▶ [AIM] In the listing that follows, count each line where the word "right" appears; write nothing but the count.

________________________________________

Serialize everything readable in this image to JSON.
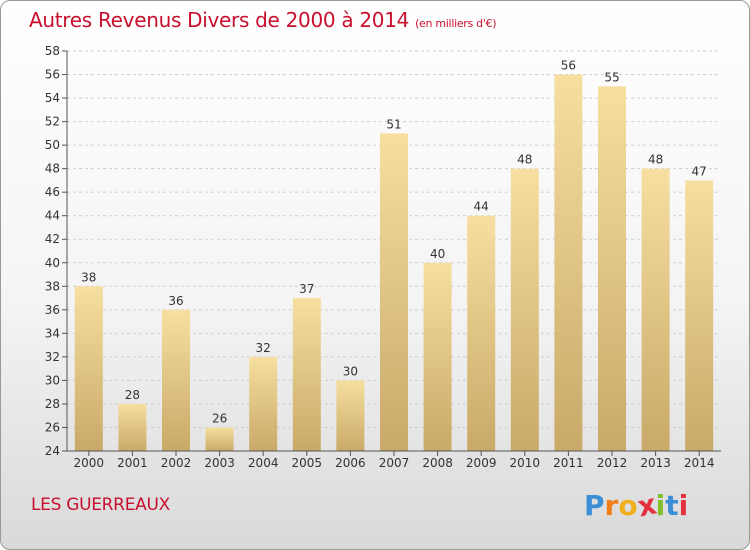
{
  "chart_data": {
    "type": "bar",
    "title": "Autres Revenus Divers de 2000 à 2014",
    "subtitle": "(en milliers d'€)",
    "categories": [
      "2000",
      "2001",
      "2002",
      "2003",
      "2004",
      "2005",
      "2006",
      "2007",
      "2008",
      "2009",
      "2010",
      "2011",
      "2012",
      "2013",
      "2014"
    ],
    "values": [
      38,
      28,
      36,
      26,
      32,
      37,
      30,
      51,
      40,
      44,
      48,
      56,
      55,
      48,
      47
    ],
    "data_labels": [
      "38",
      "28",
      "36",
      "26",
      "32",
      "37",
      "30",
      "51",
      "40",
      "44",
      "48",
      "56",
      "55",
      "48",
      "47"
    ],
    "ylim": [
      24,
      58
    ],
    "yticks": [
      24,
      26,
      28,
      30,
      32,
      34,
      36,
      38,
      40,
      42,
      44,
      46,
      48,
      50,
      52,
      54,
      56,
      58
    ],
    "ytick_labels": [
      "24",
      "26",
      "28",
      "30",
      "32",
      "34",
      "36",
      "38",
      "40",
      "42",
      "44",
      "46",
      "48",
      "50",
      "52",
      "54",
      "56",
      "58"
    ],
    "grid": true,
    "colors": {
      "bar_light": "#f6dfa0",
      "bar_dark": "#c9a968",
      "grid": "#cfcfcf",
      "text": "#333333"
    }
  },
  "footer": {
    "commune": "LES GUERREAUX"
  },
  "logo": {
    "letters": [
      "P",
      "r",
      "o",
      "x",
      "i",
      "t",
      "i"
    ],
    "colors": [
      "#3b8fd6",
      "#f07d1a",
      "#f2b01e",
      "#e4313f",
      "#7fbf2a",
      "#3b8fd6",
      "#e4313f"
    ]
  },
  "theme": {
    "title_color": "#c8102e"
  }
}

________________________________________

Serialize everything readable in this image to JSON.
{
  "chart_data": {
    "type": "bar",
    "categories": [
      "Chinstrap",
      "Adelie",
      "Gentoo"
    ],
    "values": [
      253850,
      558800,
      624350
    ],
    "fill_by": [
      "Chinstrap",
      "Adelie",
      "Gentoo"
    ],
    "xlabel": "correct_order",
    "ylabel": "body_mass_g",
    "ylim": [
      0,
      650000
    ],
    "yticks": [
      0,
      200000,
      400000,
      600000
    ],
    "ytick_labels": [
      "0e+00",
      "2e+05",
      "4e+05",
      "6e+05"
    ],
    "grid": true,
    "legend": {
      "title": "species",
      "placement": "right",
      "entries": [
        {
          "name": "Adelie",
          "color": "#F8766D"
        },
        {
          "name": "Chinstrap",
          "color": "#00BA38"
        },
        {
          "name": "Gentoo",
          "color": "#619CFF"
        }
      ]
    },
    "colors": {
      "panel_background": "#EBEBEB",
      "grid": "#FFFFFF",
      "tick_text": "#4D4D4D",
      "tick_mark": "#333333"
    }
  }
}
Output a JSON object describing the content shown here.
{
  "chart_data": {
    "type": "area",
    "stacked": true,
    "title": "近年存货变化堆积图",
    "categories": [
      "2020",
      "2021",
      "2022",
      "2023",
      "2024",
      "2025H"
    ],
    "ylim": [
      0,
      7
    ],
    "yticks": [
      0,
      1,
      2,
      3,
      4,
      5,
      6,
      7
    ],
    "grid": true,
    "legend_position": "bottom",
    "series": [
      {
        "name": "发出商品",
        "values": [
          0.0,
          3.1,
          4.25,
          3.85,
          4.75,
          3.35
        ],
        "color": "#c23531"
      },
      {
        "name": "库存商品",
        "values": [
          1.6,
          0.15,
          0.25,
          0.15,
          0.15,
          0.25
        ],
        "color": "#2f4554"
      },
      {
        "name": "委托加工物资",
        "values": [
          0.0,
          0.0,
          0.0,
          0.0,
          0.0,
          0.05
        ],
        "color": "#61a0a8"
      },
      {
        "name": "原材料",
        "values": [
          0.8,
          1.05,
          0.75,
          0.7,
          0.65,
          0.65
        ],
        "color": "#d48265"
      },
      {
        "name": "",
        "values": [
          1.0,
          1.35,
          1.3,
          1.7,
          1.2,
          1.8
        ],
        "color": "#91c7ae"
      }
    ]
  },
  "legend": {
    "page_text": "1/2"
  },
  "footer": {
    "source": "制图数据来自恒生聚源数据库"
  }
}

________________________________________

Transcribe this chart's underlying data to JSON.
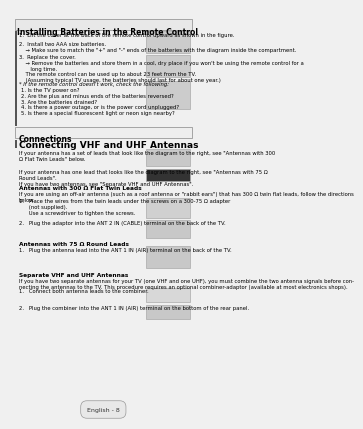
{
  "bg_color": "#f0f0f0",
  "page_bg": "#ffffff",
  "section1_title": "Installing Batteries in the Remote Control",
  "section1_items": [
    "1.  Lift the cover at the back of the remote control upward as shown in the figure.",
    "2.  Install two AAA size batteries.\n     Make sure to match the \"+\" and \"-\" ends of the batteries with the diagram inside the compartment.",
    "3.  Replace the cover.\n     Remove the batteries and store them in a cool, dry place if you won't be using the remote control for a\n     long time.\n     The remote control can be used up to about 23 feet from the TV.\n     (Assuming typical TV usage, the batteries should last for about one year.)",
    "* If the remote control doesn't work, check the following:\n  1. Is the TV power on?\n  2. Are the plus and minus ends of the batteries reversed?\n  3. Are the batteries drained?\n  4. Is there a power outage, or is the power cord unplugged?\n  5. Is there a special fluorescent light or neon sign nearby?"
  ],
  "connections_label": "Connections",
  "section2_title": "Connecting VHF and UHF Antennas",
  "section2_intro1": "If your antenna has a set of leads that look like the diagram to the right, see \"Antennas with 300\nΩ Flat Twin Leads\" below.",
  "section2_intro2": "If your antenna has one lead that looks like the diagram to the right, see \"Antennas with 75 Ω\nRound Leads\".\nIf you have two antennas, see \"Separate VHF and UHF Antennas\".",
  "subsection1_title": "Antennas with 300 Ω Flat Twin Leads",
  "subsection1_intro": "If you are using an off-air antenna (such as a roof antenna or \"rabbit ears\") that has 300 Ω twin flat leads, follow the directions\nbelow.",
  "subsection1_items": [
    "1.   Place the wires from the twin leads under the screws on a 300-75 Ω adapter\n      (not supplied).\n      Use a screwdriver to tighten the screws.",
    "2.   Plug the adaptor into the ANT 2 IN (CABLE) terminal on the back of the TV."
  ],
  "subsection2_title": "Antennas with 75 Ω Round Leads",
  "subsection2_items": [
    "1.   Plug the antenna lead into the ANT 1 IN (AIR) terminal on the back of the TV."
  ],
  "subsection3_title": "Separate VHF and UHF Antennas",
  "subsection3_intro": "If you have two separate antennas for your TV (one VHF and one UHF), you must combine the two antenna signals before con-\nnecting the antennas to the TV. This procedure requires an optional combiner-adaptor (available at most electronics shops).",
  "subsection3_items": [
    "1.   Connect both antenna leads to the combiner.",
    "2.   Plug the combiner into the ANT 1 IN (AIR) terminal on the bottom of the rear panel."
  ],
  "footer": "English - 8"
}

________________________________________

▶ [EXERCISE OUTPUT] 3